[TASK INSTRUCTIONS]
Take all the material and copy it exactly.

[begin DATASET ROWS]

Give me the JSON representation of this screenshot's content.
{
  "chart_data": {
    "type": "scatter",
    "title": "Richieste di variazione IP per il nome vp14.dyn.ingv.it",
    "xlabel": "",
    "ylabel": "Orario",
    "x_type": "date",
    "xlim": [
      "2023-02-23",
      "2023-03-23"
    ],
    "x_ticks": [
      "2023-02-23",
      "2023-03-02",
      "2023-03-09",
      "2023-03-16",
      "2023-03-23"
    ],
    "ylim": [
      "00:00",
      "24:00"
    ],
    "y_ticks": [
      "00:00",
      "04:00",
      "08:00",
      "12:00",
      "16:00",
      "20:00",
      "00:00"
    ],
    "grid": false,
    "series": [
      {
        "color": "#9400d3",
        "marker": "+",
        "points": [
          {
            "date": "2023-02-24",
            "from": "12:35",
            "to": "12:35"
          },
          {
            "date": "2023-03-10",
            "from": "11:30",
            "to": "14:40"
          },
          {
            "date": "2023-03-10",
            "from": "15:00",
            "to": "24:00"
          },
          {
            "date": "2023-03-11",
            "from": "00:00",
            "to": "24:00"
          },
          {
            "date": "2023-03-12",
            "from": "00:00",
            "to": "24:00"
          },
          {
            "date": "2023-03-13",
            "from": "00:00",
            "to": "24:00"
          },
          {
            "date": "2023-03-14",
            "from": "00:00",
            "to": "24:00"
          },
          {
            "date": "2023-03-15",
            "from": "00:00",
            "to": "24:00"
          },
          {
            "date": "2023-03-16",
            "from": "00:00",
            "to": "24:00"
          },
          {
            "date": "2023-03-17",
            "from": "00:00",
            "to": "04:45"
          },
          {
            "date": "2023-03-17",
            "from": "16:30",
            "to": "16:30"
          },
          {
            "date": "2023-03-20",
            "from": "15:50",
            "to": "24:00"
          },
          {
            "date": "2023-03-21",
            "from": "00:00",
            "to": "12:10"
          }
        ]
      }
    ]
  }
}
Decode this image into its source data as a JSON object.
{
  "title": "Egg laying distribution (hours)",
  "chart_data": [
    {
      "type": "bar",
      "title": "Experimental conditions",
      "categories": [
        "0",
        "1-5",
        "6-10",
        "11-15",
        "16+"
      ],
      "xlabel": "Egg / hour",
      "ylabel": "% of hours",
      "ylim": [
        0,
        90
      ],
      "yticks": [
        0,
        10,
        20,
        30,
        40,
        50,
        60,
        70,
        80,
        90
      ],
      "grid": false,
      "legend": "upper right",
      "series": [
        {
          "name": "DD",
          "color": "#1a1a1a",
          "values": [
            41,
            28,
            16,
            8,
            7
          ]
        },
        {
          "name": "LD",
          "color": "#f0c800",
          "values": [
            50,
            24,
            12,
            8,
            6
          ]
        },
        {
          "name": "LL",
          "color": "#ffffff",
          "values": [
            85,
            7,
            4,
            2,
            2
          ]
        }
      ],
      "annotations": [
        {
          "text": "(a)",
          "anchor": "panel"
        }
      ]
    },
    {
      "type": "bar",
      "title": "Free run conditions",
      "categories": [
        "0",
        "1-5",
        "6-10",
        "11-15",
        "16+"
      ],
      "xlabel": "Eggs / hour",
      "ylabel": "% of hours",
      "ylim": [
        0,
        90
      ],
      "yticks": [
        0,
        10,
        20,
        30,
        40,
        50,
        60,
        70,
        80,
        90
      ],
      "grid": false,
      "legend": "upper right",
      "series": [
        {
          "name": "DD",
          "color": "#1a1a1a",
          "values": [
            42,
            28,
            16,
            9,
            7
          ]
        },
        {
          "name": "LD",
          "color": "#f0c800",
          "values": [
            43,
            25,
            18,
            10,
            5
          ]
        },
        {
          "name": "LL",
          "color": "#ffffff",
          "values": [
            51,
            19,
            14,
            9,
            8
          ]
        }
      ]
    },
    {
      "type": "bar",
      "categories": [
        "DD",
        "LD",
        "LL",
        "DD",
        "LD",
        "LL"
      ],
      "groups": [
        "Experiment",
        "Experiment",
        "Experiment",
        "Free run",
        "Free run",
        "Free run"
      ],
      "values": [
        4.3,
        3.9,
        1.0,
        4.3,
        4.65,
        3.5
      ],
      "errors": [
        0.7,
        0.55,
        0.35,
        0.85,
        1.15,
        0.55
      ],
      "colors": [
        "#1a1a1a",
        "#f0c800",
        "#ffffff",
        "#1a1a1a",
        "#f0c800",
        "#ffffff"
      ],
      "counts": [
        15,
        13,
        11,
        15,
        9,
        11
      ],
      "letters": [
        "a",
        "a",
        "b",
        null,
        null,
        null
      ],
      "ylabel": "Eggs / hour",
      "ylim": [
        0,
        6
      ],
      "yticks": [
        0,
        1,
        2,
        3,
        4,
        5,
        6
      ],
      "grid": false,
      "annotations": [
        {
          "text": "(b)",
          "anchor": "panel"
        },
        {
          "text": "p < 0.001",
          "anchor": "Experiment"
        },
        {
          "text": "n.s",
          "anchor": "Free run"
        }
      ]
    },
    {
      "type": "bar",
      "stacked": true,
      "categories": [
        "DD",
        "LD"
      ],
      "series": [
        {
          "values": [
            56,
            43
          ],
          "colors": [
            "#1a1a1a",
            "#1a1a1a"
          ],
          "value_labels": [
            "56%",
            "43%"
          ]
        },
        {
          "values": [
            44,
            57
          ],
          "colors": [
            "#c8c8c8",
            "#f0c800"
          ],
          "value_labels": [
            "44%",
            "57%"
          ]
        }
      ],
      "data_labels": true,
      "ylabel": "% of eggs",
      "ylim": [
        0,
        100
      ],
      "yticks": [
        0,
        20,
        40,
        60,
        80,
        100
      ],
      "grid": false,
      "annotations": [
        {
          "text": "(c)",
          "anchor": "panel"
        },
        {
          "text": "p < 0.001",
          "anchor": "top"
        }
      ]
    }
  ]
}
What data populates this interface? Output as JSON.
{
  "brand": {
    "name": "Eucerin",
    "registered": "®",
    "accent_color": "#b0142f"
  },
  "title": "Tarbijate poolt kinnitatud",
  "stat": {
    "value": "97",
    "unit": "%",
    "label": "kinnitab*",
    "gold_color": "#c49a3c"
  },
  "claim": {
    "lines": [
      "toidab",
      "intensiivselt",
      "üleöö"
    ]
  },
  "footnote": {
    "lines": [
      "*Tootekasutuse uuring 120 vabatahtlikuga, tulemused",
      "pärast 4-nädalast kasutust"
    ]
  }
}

[end DATASET ROWS]

[WRITTEN RESPONSE]
Give me the JSON representation of this screenshot's content.
{
  "chart_data": {
    "type": "scatter",
    "title": "Richieste di variazione IP per il nome vp14.dyn.ingv.it",
    "xlabel": "",
    "ylabel": "Orario",
    "x_type": "date",
    "xlim": [
      "2023-02-23",
      "2023-03-23"
    ],
    "x_ticks": [
      "2023-02-23",
      "2023-03-02",
      "2023-03-09",
      "2023-03-16",
      "2023-03-23"
    ],
    "ylim": [
      "00:00",
      "24:00"
    ],
    "y_ticks": [
      "00:00",
      "04:00",
      "08:00",
      "12:00",
      "16:00",
      "20:00",
      "00:00"
    ],
    "grid": false,
    "series": [
      {
        "color": "#9400d3",
        "marker": "+",
        "points": [
          {
            "date": "2023-02-24",
            "from": "12:35",
            "to": "12:35"
          },
          {
            "date": "2023-03-10",
            "from": "11:30",
            "to": "14:40"
          },
          {
            "date": "2023-03-10",
            "from": "15:00",
            "to": "24:00"
          },
          {
            "date": "2023-03-11",
            "from": "00:00",
            "to": "24:00"
          },
          {
            "date": "2023-03-12",
            "from": "00:00",
            "to": "24:00"
          },
          {
            "date": "2023-03-13",
            "from": "00:00",
            "to": "24:00"
          },
          {
            "date": "2023-03-14",
            "from": "00:00",
            "to": "24:00"
          },
          {
            "date": "2023-03-15",
            "from": "00:00",
            "to": "24:00"
          },
          {
            "date": "2023-03-16",
            "from": "00:00",
            "to": "24:00"
          },
          {
            "date": "2023-03-17",
            "from": "00:00",
            "to": "04:45"
          },
          {
            "date": "2023-03-17",
            "from": "16:30",
            "to": "16:30"
          },
          {
            "date": "2023-03-20",
            "from": "15:50",
            "to": "24:00"
          },
          {
            "date": "2023-03-21",
            "from": "00:00",
            "to": "12:10"
          }
        ]
      }
    ]
  }
}
Decode this image into its source data as a JSON object.
{
  "title": "Egg laying distribution (hours)",
  "chart_data": [
    {
      "type": "bar",
      "title": "Experimental conditions",
      "categories": [
        "0",
        "1-5",
        "6-10",
        "11-15",
        "16+"
      ],
      "xlabel": "Egg / hour",
      "ylabel": "% of hours",
      "ylim": [
        0,
        90
      ],
      "yticks": [
        0,
        10,
        20,
        30,
        40,
        50,
        60,
        70,
        80,
        90
      ],
      "grid": false,
      "legend": "upper right",
      "series": [
        {
          "name": "DD",
          "color": "#1a1a1a",
          "values": [
            41,
            28,
            16,
            8,
            7
          ]
        },
        {
          "name": "LD",
          "color": "#f0c800",
          "values": [
            50,
            24,
            12,
            8,
            6
          ]
        },
        {
          "name": "LL",
          "color": "#ffffff",
          "values": [
            85,
            7,
            4,
            2,
            2
          ]
        }
      ],
      "annotations": [
        {
          "text": "(a)",
          "anchor": "panel"
        }
      ]
    },
    {
      "type": "bar",
      "title": "Free run conditions",
      "categories": [
        "0",
        "1-5",
        "6-10",
        "11-15",
        "16+"
      ],
      "xlabel": "Eggs / hour",
      "ylabel": "% of hours",
      "ylim": [
        0,
        90
      ],
      "yticks": [
        0,
        10,
        20,
        30,
        40,
        50,
        60,
        70,
        80,
        90
      ],
      "grid": false,
      "legend": "upper right",
      "series": [
        {
          "name": "DD",
          "color": "#1a1a1a",
          "values": [
            42,
            28,
            16,
            9,
            7
          ]
        },
        {
          "name": "LD",
          "color": "#f0c800",
          "values": [
            43,
            25,
            18,
            10,
            5
          ]
        },
        {
          "name": "LL",
          "color": "#ffffff",
          "values": [
            51,
            19,
            14,
            9,
            8
          ]
        }
      ]
    },
    {
      "type": "bar",
      "categories": [
        "DD",
        "LD",
        "LL",
        "DD",
        "LD",
        "LL"
      ],
      "groups": [
        "Experiment",
        "Experiment",
        "Experiment",
        "Free run",
        "Free run",
        "Free run"
      ],
      "values": [
        4.3,
        3.9,
        1.0,
        4.3,
        4.65,
        3.5
      ],
      "errors": [
        0.7,
        0.55,
        0.35,
        0.85,
        1.15,
        0.55
      ],
      "colors": [
        "#1a1a1a",
        "#f0c800",
        "#ffffff",
        "#1a1a1a",
        "#f0c800",
        "#ffffff"
      ],
      "counts": [
        15,
        13,
        11,
        15,
        9,
        11
      ],
      "letters": [
        "a",
        "a",
        "b",
        null,
        null,
        null
      ],
      "ylabel": "Eggs / hour",
      "ylim": [
        0,
        6
      ],
      "yticks": [
        0,
        1,
        2,
        3,
        4,
        5,
        6
      ],
      "grid": false,
      "annotations": [
        {
          "text": "(b)",
          "anchor": "panel"
        },
        {
          "text": "p < 0.001",
          "anchor": "Experiment"
        },
        {
          "text": "n.s",
          "anchor": "Free run"
        }
      ]
    },
    {
      "type": "bar",
      "stacked": true,
      "categories": [
        "DD",
        "LD"
      ],
      "series": [
        {
          "values": [
            56,
            43
          ],
          "colors": [
            "#1a1a1a",
            "#1a1a1a"
          ],
          "value_labels": [
            "56%",
            "43%"
          ]
        },
        {
          "values": [
            44,
            57
          ],
          "colors": [
            "#c8c8c8",
            "#f0c800"
          ],
          "value_labels": [
            "44%",
            "57%"
          ]
        }
      ],
      "data_labels": true,
      "ylabel": "% of eggs",
      "ylim": [
        0,
        100
      ],
      "yticks": [
        0,
        20,
        40,
        60,
        80,
        100
      ],
      "grid": false,
      "annotations": [
        {
          "text": "(c)",
          "anchor": "panel"
        },
        {
          "text": "p < 0.001",
          "anchor": "top"
        }
      ]
    }
  ]
}
What data populates this interface? Output as JSON.
{
  "brand": {
    "name": "Eucerin",
    "registered": "®",
    "accent_color": "#b0142f"
  },
  "title": "Tarbijate poolt kinnitatud",
  "stat": {
    "value": "97",
    "unit": "%",
    "label": "kinnitab*",
    "gold_color": "#c49a3c"
  },
  "claim": {
    "lines": [
      "toidab",
      "intensiivselt",
      "üleöö"
    ]
  },
  "footnote": {
    "lines": [
      "*Tootekasutuse uuring 120 vabatahtlikuga, tulemused",
      "pärast 4-nädalast kasutust"
    ]
  }
}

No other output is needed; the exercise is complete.